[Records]
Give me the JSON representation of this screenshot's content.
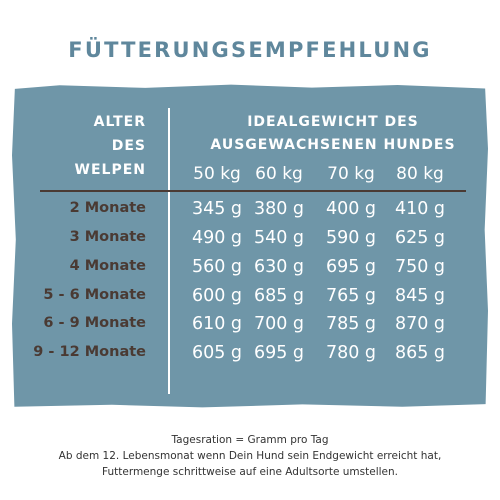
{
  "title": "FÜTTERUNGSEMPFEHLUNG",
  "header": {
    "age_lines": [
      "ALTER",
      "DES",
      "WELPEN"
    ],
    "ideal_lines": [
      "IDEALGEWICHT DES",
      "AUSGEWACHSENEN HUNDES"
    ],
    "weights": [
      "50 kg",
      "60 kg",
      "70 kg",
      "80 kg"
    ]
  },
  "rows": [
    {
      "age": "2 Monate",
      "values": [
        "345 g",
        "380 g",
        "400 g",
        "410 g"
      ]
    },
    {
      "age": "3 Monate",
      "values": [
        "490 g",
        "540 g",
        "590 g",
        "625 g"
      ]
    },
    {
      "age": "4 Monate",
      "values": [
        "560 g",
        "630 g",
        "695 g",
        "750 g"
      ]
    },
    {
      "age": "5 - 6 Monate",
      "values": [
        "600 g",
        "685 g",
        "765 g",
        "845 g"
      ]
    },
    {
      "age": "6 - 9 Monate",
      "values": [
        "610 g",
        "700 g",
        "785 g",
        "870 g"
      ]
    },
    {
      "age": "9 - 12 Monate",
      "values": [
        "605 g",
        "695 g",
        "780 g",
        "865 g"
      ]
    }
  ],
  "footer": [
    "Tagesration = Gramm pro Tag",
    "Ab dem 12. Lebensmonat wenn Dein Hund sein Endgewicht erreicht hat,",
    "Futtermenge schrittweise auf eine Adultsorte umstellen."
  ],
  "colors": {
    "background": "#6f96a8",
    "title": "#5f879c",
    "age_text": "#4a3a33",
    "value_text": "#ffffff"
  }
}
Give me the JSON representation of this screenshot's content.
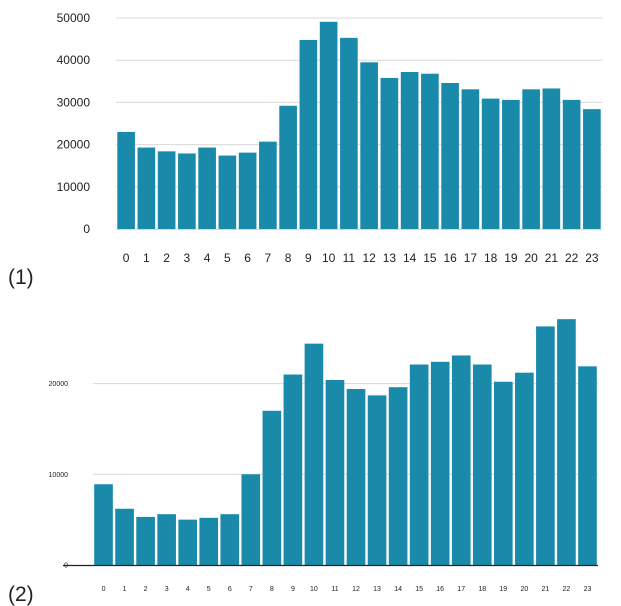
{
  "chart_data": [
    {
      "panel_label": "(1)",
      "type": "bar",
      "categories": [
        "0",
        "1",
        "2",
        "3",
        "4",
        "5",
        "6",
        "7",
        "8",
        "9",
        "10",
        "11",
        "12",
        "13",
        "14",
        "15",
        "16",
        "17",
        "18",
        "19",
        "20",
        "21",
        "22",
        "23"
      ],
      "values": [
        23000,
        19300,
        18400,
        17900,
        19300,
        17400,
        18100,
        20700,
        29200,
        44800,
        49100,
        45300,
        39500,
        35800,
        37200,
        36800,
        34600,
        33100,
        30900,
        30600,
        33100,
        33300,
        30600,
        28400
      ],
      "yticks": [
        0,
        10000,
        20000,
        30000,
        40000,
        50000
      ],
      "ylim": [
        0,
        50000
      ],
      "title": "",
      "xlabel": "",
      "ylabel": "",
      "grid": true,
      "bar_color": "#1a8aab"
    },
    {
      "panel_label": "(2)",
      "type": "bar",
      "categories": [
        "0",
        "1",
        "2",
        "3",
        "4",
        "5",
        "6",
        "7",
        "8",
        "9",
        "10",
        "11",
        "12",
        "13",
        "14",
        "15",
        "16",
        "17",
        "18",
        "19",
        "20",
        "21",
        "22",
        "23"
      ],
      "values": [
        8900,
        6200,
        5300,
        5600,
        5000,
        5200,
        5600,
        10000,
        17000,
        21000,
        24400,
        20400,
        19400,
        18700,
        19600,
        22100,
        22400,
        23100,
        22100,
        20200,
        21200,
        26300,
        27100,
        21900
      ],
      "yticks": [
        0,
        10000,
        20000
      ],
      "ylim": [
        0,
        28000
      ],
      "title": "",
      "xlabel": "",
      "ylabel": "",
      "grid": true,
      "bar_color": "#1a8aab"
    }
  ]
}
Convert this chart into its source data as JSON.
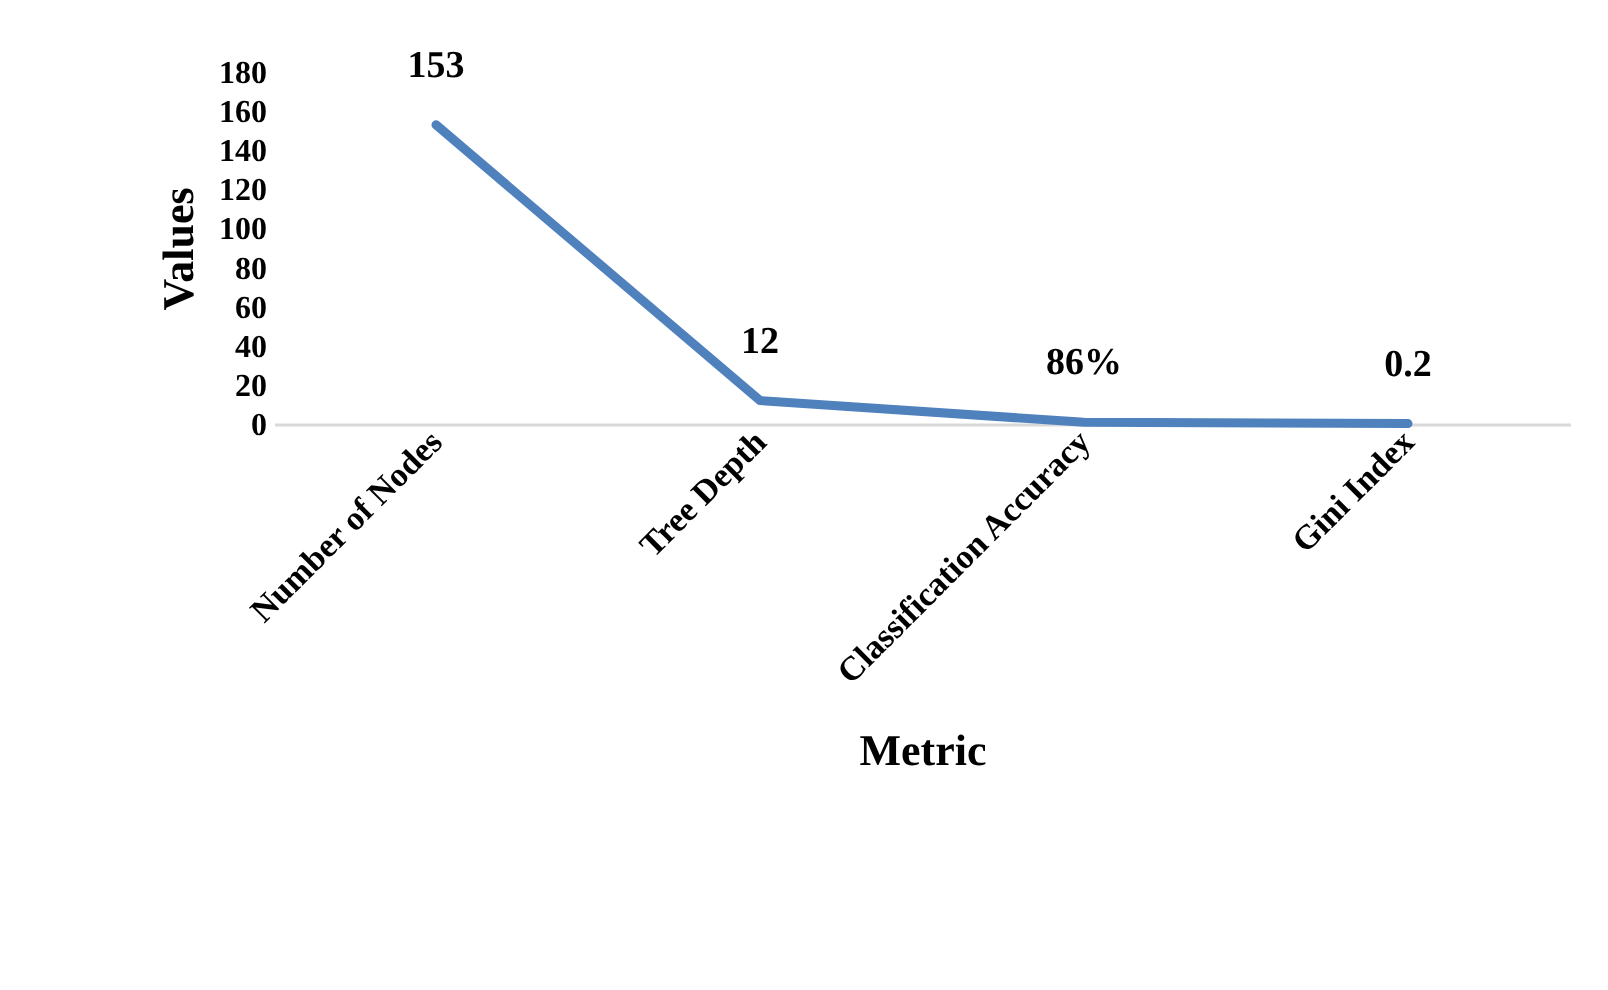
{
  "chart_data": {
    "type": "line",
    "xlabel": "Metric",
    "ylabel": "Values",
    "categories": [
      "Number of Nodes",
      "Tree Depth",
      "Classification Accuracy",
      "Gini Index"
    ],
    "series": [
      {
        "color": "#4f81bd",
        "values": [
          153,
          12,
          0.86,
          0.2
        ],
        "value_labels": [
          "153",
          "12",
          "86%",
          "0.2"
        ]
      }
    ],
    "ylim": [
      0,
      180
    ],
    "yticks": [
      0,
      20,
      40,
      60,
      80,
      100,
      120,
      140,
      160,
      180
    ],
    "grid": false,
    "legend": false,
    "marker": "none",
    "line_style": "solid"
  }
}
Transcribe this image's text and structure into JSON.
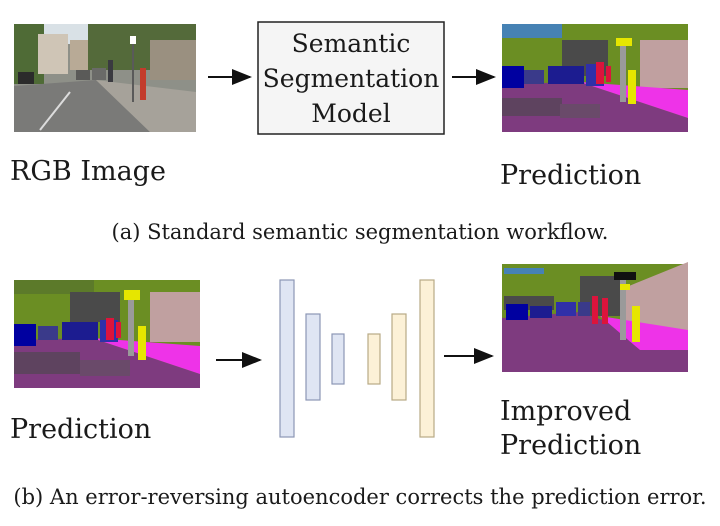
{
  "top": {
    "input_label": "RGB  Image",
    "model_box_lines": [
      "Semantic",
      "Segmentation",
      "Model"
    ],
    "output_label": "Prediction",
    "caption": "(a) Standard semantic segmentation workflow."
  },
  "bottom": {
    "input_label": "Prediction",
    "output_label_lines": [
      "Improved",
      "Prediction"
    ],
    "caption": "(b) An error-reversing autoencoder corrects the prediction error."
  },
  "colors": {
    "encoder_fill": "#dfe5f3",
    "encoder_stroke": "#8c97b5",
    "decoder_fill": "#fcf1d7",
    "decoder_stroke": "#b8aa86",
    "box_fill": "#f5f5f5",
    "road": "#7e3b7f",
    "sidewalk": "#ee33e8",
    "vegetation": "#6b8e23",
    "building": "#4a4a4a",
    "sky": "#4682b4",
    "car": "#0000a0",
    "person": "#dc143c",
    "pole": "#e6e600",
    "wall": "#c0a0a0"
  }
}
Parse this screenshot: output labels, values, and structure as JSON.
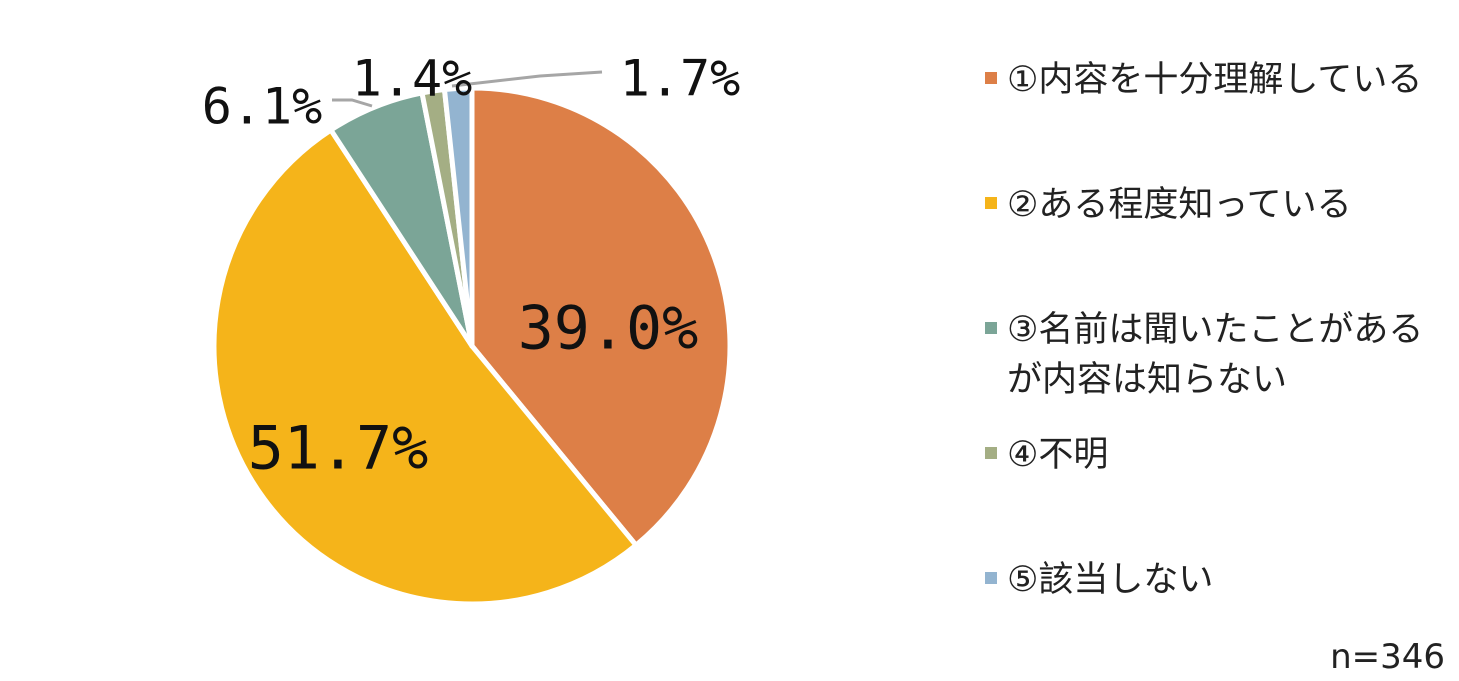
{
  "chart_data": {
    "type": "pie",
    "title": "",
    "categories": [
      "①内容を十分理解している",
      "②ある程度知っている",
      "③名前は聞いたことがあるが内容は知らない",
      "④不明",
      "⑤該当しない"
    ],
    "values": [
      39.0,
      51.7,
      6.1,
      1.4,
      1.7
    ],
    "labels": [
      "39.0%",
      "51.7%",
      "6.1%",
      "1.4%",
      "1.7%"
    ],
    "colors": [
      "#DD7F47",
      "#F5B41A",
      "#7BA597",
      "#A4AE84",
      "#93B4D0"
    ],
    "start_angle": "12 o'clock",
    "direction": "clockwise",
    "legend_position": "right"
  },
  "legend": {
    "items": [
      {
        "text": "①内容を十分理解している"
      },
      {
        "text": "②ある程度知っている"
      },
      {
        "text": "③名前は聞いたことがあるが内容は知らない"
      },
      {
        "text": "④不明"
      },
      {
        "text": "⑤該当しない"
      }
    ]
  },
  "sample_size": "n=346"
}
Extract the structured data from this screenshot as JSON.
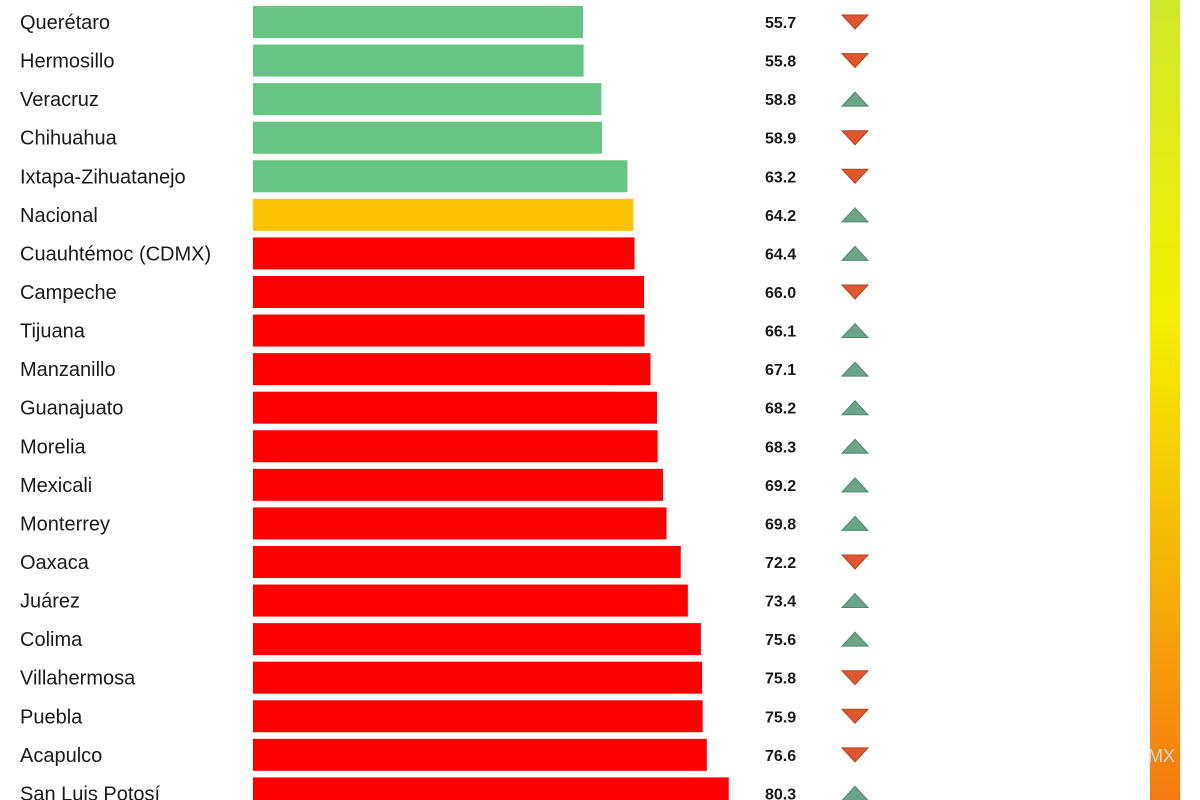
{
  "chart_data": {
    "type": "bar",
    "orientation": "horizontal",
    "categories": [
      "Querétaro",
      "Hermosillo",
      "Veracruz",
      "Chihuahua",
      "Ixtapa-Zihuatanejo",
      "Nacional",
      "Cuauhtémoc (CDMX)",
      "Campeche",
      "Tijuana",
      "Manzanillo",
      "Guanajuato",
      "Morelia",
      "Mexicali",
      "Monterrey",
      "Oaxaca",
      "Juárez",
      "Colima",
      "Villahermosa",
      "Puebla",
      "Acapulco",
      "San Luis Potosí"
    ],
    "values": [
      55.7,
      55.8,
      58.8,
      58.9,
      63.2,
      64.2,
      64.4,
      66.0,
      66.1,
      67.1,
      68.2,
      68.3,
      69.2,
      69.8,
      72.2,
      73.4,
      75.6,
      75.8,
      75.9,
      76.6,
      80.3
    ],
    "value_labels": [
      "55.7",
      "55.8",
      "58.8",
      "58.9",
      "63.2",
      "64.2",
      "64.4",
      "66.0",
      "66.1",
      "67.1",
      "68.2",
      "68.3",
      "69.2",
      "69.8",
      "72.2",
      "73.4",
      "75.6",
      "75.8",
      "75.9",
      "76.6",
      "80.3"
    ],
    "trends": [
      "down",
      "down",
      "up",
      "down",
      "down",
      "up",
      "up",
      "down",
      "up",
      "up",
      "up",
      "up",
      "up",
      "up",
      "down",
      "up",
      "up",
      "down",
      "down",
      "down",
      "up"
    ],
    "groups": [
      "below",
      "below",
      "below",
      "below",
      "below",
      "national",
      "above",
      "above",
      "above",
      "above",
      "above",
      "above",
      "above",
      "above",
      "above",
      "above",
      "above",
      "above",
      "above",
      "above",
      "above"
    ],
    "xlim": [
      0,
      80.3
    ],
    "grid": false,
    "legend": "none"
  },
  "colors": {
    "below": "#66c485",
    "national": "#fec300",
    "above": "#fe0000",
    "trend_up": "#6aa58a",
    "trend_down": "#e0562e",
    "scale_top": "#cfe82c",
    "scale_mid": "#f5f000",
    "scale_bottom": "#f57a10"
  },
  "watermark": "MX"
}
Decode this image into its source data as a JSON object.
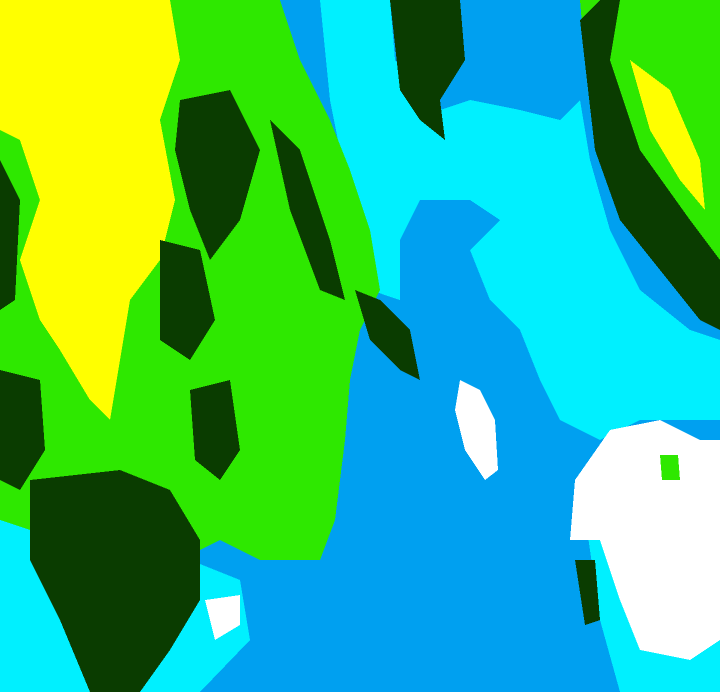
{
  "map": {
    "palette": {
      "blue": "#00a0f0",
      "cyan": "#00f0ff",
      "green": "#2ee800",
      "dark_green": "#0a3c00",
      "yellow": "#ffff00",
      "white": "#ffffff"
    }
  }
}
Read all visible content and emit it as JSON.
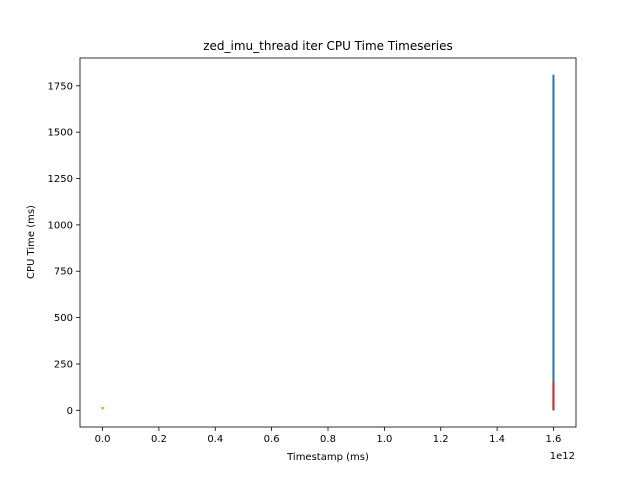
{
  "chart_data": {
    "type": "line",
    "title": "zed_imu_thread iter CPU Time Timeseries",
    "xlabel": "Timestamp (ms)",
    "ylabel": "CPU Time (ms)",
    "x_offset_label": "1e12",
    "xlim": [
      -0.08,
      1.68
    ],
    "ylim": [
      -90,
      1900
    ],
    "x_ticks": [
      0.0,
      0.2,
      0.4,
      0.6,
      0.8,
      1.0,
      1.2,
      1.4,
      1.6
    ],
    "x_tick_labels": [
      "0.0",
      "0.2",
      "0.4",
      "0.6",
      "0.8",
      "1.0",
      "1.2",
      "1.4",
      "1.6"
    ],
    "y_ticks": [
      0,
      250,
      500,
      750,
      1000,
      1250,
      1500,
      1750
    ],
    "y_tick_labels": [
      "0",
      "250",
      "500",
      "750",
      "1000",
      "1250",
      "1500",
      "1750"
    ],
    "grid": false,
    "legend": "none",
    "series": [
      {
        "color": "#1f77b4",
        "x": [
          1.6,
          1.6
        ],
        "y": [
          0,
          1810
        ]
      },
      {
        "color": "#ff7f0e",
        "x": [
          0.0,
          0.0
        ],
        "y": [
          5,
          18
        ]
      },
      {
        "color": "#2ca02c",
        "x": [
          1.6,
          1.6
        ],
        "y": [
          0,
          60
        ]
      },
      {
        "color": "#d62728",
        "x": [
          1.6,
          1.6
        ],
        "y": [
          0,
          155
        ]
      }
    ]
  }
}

**AIM OF THE EXERCISE**
Scan the listing above and copy all lines containing the word "none".

**EXPECTED ANSWER**
    "marker": "none",
    "legend": "none"
    "legend": "none",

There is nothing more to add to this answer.